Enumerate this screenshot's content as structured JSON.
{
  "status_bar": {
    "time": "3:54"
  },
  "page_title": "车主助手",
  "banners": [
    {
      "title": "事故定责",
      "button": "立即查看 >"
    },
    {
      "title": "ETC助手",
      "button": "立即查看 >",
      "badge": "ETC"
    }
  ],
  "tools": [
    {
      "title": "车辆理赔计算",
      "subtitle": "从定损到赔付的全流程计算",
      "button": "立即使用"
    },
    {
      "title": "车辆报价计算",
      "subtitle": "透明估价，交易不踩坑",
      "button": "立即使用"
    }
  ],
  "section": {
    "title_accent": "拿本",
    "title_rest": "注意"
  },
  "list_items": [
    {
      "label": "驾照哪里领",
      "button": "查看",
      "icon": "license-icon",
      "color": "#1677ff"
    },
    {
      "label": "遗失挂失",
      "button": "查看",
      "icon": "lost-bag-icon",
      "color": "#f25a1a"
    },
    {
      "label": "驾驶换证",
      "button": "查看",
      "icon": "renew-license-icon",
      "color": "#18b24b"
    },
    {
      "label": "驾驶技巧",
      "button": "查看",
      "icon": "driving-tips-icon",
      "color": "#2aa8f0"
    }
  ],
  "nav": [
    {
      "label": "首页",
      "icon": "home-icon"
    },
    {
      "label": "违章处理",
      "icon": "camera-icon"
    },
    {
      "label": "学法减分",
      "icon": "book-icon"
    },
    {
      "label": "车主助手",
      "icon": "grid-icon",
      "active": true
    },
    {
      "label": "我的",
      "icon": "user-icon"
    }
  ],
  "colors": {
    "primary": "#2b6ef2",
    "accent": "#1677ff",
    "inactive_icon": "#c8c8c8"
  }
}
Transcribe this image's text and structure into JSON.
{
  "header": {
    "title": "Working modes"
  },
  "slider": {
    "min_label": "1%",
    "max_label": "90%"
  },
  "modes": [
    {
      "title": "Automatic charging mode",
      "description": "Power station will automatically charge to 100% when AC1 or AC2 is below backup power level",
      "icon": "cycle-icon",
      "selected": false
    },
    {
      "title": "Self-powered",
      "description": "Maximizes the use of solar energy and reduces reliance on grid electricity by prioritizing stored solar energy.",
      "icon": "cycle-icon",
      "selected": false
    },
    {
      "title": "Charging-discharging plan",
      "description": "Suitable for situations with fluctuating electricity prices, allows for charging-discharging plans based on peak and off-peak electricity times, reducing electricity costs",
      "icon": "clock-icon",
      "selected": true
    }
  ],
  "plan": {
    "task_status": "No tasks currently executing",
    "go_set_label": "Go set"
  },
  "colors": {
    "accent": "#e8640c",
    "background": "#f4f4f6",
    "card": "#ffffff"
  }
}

******

AIM -
Filter lines by "grid" and return each hit.

COMPLETED TASK -
      "icon": "grid-icon",
      "description": "Maximizes the use of solar energy and reduces reliance on grid electricity by prioritizing stored solar energy.",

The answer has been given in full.